*Instructions to follow:*
Transcribe the listing that follows in full, omitting pictures.

*Task material:*
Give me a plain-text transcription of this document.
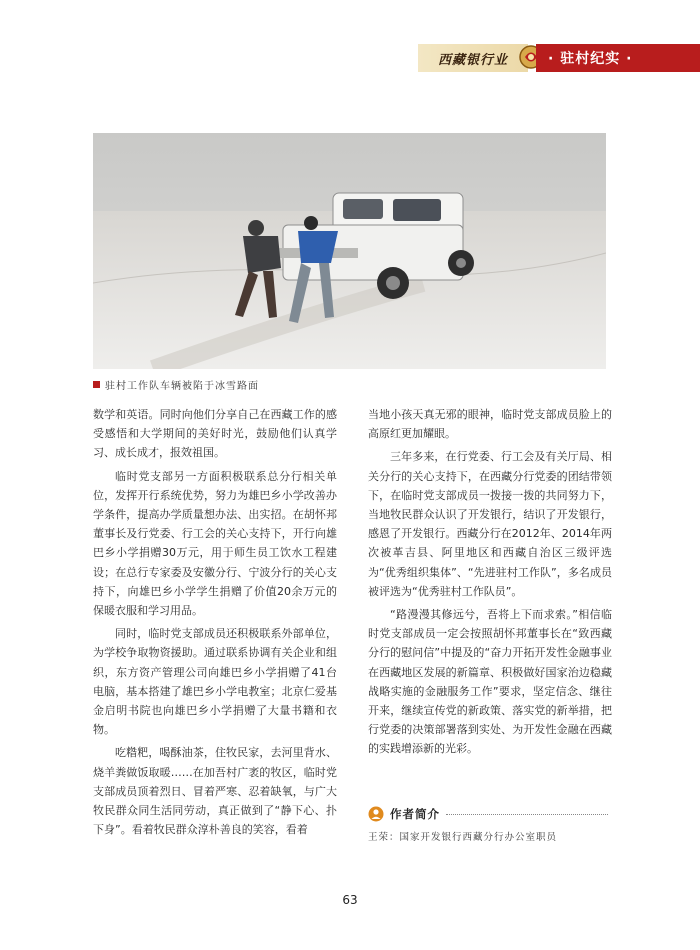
西藏银行业	· 驻村纪实 ·
驻村工作队车辆被陷于冰雪路面

数学和英语。同时向他们分享自己在西藏工作的感受感悟和大学期间的美好时光，鼓励他们认真学习、成长成才，报效祖国。

临时党支部另一方面积极联系总分行相关单位，发挥开行系统优势，努力为雄巴乡小学改善办学条件，提高办学质量想办法、出实招。在胡怀邦董事长及行党委、行工会的关心支持下，开行向雄巴乡小学捐赠30万元，用于师生员工饮水工程建设；在总行专家委及安徽分行、宁波分行的关心支持下，向雄巴乡小学学生捐赠了价值20余万元的保暖衣服和学习用品。

同时，临时党支部成员还积极联系外部单位，为学校争取物资援助。通过联系协调有关企业和组织，东方资产管理公司向雄巴乡小学捐赠了41台电脑，基本搭建了雄巴乡小学电教室；北京仁爱基金启明书院也向雄巴乡小学捐赠了大量书籍和衣物。

吃糌粑，喝酥油茶，住牧民家，去河里背水、烧羊粪做饭取暖……在加吾村广袤的牧区，临时党支部成员顶着烈日、冒着严寒、忍着缺氧，与广大牧民群众同生活同劳动，真正做到了“静下心、扑下身”。看着牧民群众淳朴善良的笑容，看着

当地小孩天真无邪的眼神，临时党支部成员脸上的高原红更加耀眼。

三年多来，在行党委、行工会及有关厅局、相关分行的关心支持下，在西藏分行党委的团结带领下，在临时党支部成员一拨接一拨的共同努力下，当地牧民群众认识了开发银行，结识了开发银行，感恩了开发银行。西藏分行在2012年、2014年两次被革吉县、阿里地区和西藏自治区三级评选为“优秀组织集体”、“先进驻村工作队”，多名成员被评选为“优秀驻村工作队员”。

“路漫漫其修远兮，吾将上下而求索。”相信临时党支部成员一定会按照胡怀邦董事长在“致西藏分行的慰问信”中提及的“奋力开拓开发性金融事业在西藏地区发展的新篇章、积极做好国家治边稳藏战略实施的金融服务工作”要求，坚定信念、继往开来，继续宣传党的新政策、落实党的新举措，把行党委的决策部署落到实处、为开发性金融在西藏的实践增添新的光彩。

作者简介
王荣：国家开发银行西藏分行办公室职员
63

*Response for this exercise:*
Give me a plain-text transcription of this document.
西藏银行业	· 驻村纪实 ·
驻村工作队车辆被陷于冰雪路面

数学和英语。同时向他们分享自己在西藏工作的感受感悟和大学期间的美好时光，鼓励他们认真学习、成长成才，报效祖国。

临时党支部另一方面积极联系总分行相关单位，发挥开行系统优势，努力为雄巴乡小学改善办学条件，提高办学质量想办法、出实招。在胡怀邦董事长及行党委、行工会的关心支持下，开行向雄巴乡小学捐赠30万元，用于师生员工饮水工程建设；在总行专家委及安徽分行、宁波分行的关心支持下，向雄巴乡小学学生捐赠了价值20余万元的保暖衣服和学习用品。

同时，临时党支部成员还积极联系外部单位，为学校争取物资援助。通过联系协调有关企业和组织，东方资产管理公司向雄巴乡小学捐赠了41台电脑，基本搭建了雄巴乡小学电教室；北京仁爱基金启明书院也向雄巴乡小学捐赠了大量书籍和衣物。

吃糌粑，喝酥油茶，住牧民家，去河里背水、烧羊粪做饭取暖……在加吾村广袤的牧区，临时党支部成员顶着烈日、冒着严寒、忍着缺氧，与广大牧民群众同生活同劳动，真正做到了“静下心、扑下身”。看着牧民群众淳朴善良的笑容，看着

当地小孩天真无邪的眼神，临时党支部成员脸上的高原红更加耀眼。

三年多来，在行党委、行工会及有关厅局、相关分行的关心支持下，在西藏分行党委的团结带领下，在临时党支部成员一拨接一拨的共同努力下，当地牧民群众认识了开发银行，结识了开发银行，感恩了开发银行。西藏分行在2012年、2014年两次被革吉县、阿里地区和西藏自治区三级评选为“优秀组织集体”、“先进驻村工作队”，多名成员被评选为“优秀驻村工作队员”。

“路漫漫其修远兮，吾将上下而求索。”相信临时党支部成员一定会按照胡怀邦董事长在“致西藏分行的慰问信”中提及的“奋力开拓开发性金融事业在西藏地区发展的新篇章、积极做好国家治边稳藏战略实施的金融服务工作”要求，坚定信念、继往开来，继续宣传党的新政策、落实党的新举措，把行党委的决策部署落到实处、为开发性金融在西藏的实践增添新的光彩。

作者简介
王荣：国家开发银行西藏分行办公室职员
63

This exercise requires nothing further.